Start

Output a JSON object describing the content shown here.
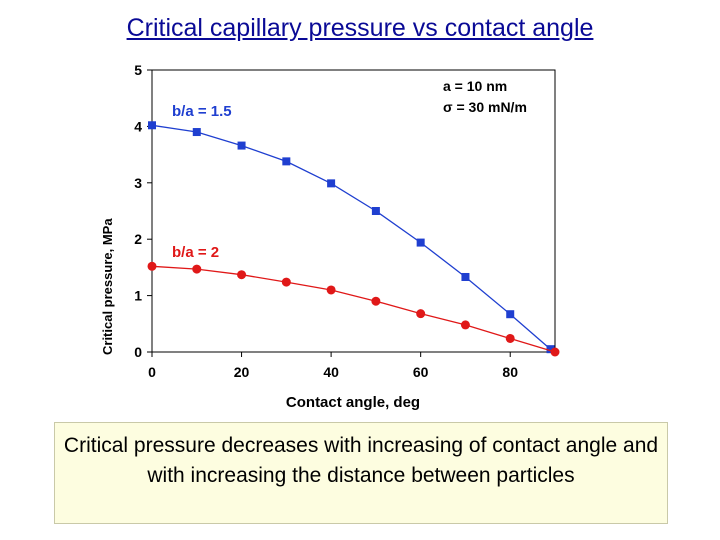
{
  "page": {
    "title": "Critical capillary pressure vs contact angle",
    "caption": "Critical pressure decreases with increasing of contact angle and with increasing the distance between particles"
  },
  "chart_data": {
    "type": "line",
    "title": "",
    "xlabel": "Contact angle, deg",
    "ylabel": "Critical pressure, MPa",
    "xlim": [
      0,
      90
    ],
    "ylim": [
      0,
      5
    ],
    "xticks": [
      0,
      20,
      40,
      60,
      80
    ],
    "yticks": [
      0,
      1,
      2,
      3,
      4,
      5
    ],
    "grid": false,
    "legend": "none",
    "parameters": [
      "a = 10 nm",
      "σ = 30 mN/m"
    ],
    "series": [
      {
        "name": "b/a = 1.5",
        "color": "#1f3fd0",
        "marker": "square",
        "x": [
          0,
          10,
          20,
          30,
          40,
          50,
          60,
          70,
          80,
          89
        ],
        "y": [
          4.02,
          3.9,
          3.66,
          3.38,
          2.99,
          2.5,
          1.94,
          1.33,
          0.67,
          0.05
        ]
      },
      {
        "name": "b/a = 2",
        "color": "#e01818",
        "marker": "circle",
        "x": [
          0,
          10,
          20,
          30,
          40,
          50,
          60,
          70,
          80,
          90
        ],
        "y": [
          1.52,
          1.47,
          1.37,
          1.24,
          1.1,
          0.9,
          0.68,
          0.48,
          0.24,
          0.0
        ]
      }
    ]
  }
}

End

**Task instructions:**
The pictures should not appear in the copy; every other part of the records above must be returned exactly.

**Answer to the problem:**
Output a JSON object describing the content shown here.
{
  "page": {
    "title": "Critical capillary pressure vs contact angle",
    "caption": "Critical pressure decreases with increasing of contact angle and with increasing the distance between particles"
  },
  "chart_data": {
    "type": "line",
    "title": "",
    "xlabel": "Contact angle, deg",
    "ylabel": "Critical pressure, MPa",
    "xlim": [
      0,
      90
    ],
    "ylim": [
      0,
      5
    ],
    "xticks": [
      0,
      20,
      40,
      60,
      80
    ],
    "yticks": [
      0,
      1,
      2,
      3,
      4,
      5
    ],
    "grid": false,
    "legend": "none",
    "parameters": [
      "a = 10 nm",
      "σ = 30 mN/m"
    ],
    "series": [
      {
        "name": "b/a = 1.5",
        "color": "#1f3fd0",
        "marker": "square",
        "x": [
          0,
          10,
          20,
          30,
          40,
          50,
          60,
          70,
          80,
          89
        ],
        "y": [
          4.02,
          3.9,
          3.66,
          3.38,
          2.99,
          2.5,
          1.94,
          1.33,
          0.67,
          0.05
        ]
      },
      {
        "name": "b/a = 2",
        "color": "#e01818",
        "marker": "circle",
        "x": [
          0,
          10,
          20,
          30,
          40,
          50,
          60,
          70,
          80,
          90
        ],
        "y": [
          1.52,
          1.47,
          1.37,
          1.24,
          1.1,
          0.9,
          0.68,
          0.48,
          0.24,
          0.0
        ]
      }
    ]
  }
}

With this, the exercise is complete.